WORK TO DO:
Give the entries again exactly, every one of them.

***** RAW RECORDS

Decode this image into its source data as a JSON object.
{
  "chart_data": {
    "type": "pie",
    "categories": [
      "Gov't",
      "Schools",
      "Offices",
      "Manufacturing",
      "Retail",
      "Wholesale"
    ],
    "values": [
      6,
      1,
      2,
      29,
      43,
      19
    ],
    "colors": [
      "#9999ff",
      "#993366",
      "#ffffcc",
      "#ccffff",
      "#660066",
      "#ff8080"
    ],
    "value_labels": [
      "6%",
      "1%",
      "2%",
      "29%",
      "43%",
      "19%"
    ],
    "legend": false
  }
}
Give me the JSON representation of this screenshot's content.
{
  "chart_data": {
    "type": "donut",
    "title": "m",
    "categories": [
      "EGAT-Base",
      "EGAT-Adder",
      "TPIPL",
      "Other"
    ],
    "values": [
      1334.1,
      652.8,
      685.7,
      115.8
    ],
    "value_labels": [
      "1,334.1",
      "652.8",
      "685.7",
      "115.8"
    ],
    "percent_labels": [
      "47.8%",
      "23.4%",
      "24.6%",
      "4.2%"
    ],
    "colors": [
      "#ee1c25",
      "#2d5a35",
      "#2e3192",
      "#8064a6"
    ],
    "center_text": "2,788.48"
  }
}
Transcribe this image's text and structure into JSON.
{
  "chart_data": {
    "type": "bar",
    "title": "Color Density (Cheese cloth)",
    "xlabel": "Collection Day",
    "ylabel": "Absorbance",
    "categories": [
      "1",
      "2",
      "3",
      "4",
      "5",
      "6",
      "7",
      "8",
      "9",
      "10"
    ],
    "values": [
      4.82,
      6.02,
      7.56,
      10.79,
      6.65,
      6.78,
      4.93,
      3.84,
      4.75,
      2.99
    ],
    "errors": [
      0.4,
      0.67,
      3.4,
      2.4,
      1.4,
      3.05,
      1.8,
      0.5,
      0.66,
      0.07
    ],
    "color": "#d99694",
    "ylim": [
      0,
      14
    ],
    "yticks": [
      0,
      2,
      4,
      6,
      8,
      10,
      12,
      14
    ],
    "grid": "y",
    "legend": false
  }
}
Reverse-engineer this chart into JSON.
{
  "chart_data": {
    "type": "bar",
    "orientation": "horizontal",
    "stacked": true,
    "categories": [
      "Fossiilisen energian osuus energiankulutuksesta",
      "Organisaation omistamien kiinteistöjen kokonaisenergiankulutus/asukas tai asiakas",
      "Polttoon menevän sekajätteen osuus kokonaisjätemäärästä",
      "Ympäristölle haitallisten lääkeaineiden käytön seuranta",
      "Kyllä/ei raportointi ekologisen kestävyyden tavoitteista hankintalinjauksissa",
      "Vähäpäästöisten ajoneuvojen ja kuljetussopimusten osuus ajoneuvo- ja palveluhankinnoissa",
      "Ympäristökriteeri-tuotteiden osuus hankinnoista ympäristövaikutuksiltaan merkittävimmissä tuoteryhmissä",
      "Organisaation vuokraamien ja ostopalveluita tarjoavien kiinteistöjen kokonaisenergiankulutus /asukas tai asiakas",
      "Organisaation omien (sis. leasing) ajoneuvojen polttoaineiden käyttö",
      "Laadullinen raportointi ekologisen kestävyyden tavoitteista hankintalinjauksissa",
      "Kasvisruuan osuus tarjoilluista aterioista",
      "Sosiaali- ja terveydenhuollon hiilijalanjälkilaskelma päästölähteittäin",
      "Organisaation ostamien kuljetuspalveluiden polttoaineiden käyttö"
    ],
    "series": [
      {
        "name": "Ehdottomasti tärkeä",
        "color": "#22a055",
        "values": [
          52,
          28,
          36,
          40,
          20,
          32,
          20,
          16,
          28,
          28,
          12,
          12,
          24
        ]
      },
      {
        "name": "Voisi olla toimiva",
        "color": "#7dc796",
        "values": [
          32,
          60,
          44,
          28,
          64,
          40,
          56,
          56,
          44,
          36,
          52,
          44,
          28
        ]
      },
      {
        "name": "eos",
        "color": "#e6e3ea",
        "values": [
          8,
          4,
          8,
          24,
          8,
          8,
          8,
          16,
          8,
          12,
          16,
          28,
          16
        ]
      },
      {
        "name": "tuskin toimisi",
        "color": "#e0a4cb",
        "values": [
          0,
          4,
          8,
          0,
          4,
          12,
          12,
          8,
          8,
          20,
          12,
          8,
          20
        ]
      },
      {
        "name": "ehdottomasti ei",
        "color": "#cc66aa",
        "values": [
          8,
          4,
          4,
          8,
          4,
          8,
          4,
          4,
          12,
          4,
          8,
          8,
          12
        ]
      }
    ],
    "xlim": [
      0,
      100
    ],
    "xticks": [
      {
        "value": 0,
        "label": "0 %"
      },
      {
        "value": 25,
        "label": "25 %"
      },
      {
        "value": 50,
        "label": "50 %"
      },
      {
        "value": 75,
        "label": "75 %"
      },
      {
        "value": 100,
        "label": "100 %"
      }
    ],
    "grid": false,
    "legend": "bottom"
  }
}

**********

COMPLETED EXERCISE:
Decode this image into its source data as a JSON object.
{
  "chart_data": {
    "type": "pie",
    "categories": [
      "Gov't",
      "Schools",
      "Offices",
      "Manufacturing",
      "Retail",
      "Wholesale"
    ],
    "values": [
      6,
      1,
      2,
      29,
      43,
      19
    ],
    "colors": [
      "#9999ff",
      "#993366",
      "#ffffcc",
      "#ccffff",
      "#660066",
      "#ff8080"
    ],
    "value_labels": [
      "6%",
      "1%",
      "2%",
      "29%",
      "43%",
      "19%"
    ],
    "legend": false
  }
}
Give me the JSON representation of this screenshot's content.
{
  "chart_data": {
    "type": "donut",
    "title": "m",
    "categories": [
      "EGAT-Base",
      "EGAT-Adder",
      "TPIPL",
      "Other"
    ],
    "values": [
      1334.1,
      652.8,
      685.7,
      115.8
    ],
    "value_labels": [
      "1,334.1",
      "652.8",
      "685.7",
      "115.8"
    ],
    "percent_labels": [
      "47.8%",
      "23.4%",
      "24.6%",
      "4.2%"
    ],
    "colors": [
      "#ee1c25",
      "#2d5a35",
      "#2e3192",
      "#8064a6"
    ],
    "center_text": "2,788.48"
  }
}
Transcribe this image's text and structure into JSON.
{
  "chart_data": {
    "type": "bar",
    "title": "Color Density (Cheese cloth)",
    "xlabel": "Collection Day",
    "ylabel": "Absorbance",
    "categories": [
      "1",
      "2",
      "3",
      "4",
      "5",
      "6",
      "7",
      "8",
      "9",
      "10"
    ],
    "values": [
      4.82,
      6.02,
      7.56,
      10.79,
      6.65,
      6.78,
      4.93,
      3.84,
      4.75,
      2.99
    ],
    "errors": [
      0.4,
      0.67,
      3.4,
      2.4,
      1.4,
      3.05,
      1.8,
      0.5,
      0.66,
      0.07
    ],
    "color": "#d99694",
    "ylim": [
      0,
      14
    ],
    "yticks": [
      0,
      2,
      4,
      6,
      8,
      10,
      12,
      14
    ],
    "grid": "y",
    "legend": false
  }
}
Reverse-engineer this chart into JSON.
{
  "chart_data": {
    "type": "bar",
    "orientation": "horizontal",
    "stacked": true,
    "categories": [
      "Fossiilisen energian osuus energiankulutuksesta",
      "Organisaation omistamien kiinteistöjen kokonaisenergiankulutus/asukas tai asiakas",
      "Polttoon menevän sekajätteen osuus kokonaisjätemäärästä",
      "Ympäristölle haitallisten lääkeaineiden käytön seuranta",
      "Kyllä/ei raportointi ekologisen kestävyyden tavoitteista hankintalinjauksissa",
      "Vähäpäästöisten ajoneuvojen ja kuljetussopimusten osuus ajoneuvo- ja palveluhankinnoissa",
      "Ympäristökriteeri-tuotteiden osuus hankinnoista ympäristövaikutuksiltaan merkittävimmissä tuoteryhmissä",
      "Organisaation vuokraamien ja ostopalveluita tarjoavien kiinteistöjen kokonaisenergiankulutus /asukas tai asiakas",
      "Organisaation omien (sis. leasing) ajoneuvojen polttoaineiden käyttö",
      "Laadullinen raportointi ekologisen kestävyyden tavoitteista hankintalinjauksissa",
      "Kasvisruuan osuus tarjoilluista aterioista",
      "Sosiaali- ja terveydenhuollon hiilijalanjälkilaskelma päästölähteittäin",
      "Organisaation ostamien kuljetuspalveluiden polttoaineiden käyttö"
    ],
    "series": [
      {
        "name": "Ehdottomasti tärkeä",
        "color": "#22a055",
        "values": [
          52,
          28,
          36,
          40,
          20,
          32,
          20,
          16,
          28,
          28,
          12,
          12,
          24
        ]
      },
      {
        "name": "Voisi olla toimiva",
        "color": "#7dc796",
        "values": [
          32,
          60,
          44,
          28,
          64,
          40,
          56,
          56,
          44,
          36,
          52,
          44,
          28
        ]
      },
      {
        "name": "eos",
        "color": "#e6e3ea",
        "values": [
          8,
          4,
          8,
          24,
          8,
          8,
          8,
          16,
          8,
          12,
          16,
          28,
          16
        ]
      },
      {
        "name": "tuskin toimisi",
        "color": "#e0a4cb",
        "values": [
          0,
          4,
          8,
          0,
          4,
          12,
          12,
          8,
          8,
          20,
          12,
          8,
          20
        ]
      },
      {
        "name": "ehdottomasti ei",
        "color": "#cc66aa",
        "values": [
          8,
          4,
          4,
          8,
          4,
          8,
          4,
          4,
          12,
          4,
          8,
          8,
          12
        ]
      }
    ],
    "xlim": [
      0,
      100
    ],
    "xticks": [
      {
        "value": 0,
        "label": "0 %"
      },
      {
        "value": 25,
        "label": "25 %"
      },
      {
        "value": 50,
        "label": "50 %"
      },
      {
        "value": 75,
        "label": "75 %"
      },
      {
        "value": 100,
        "label": "100 %"
      }
    ],
    "grid": false,
    "legend": "bottom"
  }
}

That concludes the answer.